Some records
╔══
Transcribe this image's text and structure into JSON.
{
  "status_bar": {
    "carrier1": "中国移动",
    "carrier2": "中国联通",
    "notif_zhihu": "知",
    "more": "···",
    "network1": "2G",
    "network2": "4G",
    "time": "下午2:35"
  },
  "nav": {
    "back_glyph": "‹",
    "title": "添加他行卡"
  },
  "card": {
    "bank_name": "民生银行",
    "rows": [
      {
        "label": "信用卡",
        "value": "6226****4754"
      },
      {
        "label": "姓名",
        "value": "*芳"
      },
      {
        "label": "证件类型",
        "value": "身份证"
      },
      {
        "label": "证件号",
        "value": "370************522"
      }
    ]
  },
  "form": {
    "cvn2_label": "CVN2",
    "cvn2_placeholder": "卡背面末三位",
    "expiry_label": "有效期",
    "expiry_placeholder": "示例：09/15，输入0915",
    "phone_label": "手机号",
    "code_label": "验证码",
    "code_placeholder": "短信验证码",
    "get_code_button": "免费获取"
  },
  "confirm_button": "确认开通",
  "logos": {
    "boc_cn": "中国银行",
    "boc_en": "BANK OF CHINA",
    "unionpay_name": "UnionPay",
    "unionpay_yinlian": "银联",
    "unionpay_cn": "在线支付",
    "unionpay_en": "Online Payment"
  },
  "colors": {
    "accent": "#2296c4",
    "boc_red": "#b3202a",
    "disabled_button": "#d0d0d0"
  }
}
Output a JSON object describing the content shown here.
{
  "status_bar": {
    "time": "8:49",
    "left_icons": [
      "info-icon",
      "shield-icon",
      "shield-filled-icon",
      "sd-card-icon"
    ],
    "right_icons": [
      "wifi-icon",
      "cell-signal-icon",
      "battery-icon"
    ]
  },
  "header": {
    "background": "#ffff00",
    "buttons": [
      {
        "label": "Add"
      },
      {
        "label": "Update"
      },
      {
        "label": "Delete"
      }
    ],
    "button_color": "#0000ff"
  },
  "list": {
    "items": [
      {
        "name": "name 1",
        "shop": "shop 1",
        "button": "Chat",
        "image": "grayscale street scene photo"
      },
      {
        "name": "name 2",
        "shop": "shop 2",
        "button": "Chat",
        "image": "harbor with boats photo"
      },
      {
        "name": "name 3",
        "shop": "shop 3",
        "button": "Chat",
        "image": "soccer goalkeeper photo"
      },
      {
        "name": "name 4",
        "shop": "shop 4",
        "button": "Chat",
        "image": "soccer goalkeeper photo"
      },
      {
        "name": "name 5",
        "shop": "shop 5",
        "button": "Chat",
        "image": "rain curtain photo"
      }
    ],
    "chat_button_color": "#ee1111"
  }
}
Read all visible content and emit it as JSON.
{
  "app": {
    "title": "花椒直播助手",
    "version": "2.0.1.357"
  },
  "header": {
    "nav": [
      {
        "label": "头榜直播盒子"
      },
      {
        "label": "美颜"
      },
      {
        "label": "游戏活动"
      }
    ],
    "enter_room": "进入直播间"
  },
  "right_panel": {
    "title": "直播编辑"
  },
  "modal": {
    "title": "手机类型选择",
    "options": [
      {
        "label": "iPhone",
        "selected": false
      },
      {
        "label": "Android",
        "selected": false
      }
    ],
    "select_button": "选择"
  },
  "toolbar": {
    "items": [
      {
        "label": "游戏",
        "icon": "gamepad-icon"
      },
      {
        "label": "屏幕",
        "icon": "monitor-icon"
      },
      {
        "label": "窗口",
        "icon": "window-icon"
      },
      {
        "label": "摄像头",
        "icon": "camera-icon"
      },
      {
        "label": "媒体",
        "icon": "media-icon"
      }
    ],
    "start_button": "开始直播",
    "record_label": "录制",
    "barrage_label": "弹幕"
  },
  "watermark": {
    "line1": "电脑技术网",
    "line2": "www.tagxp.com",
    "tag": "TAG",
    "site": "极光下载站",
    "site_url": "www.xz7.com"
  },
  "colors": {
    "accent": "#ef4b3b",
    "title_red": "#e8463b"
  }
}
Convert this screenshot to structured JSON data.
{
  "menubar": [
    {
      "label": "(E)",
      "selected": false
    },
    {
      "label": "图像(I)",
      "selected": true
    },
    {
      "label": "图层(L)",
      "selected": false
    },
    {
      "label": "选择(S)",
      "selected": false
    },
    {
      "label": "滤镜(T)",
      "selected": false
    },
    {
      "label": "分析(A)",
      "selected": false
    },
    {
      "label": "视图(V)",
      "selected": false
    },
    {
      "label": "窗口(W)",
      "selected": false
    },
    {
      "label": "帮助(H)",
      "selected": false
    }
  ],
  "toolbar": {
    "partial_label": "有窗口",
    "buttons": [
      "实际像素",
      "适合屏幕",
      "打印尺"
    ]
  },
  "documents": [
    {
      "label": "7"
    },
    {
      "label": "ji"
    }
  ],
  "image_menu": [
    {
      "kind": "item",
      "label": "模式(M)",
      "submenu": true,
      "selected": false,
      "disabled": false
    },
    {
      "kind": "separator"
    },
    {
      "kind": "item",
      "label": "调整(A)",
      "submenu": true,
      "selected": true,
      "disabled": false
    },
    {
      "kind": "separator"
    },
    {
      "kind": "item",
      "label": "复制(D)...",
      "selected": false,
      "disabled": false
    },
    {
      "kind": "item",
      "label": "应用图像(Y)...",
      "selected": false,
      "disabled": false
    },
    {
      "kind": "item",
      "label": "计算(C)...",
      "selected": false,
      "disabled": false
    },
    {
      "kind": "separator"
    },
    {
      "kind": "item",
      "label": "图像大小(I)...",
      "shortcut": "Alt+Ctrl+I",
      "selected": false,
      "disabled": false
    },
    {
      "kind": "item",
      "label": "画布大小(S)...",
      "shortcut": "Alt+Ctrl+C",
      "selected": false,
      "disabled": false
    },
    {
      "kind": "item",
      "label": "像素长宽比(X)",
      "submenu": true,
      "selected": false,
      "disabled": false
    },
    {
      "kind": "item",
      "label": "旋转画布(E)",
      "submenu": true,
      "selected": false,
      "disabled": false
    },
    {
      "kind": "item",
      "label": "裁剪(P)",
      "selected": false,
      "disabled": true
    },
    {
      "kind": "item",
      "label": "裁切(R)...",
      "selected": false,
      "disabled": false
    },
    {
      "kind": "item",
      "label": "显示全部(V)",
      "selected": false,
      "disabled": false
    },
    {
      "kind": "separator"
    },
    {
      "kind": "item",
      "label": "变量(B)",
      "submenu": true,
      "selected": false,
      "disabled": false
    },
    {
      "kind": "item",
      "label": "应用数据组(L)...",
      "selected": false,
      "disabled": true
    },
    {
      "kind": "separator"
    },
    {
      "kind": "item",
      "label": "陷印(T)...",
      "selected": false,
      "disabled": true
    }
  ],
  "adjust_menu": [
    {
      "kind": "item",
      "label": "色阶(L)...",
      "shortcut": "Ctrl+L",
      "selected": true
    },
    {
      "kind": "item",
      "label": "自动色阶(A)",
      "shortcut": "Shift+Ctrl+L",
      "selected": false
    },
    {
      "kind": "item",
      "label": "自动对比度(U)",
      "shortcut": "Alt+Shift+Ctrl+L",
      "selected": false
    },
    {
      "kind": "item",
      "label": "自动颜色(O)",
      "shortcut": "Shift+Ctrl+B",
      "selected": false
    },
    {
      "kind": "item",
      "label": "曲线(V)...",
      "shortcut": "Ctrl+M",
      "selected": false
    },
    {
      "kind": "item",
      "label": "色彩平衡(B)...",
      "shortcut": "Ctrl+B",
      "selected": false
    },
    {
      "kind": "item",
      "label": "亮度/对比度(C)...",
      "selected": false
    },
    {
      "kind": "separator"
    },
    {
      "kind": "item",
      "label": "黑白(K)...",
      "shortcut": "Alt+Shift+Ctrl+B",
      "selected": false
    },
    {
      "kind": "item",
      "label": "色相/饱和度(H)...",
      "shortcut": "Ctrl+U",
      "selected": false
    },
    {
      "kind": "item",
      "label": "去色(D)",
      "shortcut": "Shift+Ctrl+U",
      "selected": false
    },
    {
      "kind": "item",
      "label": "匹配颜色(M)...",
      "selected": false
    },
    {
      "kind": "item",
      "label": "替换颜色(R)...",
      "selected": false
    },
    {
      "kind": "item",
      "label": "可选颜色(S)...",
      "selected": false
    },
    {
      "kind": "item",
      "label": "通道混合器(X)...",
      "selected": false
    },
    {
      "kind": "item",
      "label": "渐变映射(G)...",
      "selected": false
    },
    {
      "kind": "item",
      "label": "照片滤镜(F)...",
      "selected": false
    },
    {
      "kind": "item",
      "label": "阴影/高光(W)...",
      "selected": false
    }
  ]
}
╚══
### OBJECTIVE:
Search the listing for the word "Ctrl". Copy every line in which it occurs.

### SOLUTION FOR THIS PROBLEM:
      "shortcut": "Alt+Ctrl+I",
      "shortcut": "Alt+Ctrl+C",
      "shortcut": "Ctrl+L",
      "shortcut": "Shift+Ctrl+L",
      "shortcut": "Alt+Shift+Ctrl+L",
      "shortcut": "Shift+Ctrl+B",
      "shortcut": "Ctrl+M",
      "shortcut": "Ctrl+B",
      "shortcut": "Alt+Shift+Ctrl+B",
      "shortcut": "Ctrl+U",
      "shortcut": "Shift+Ctrl+U",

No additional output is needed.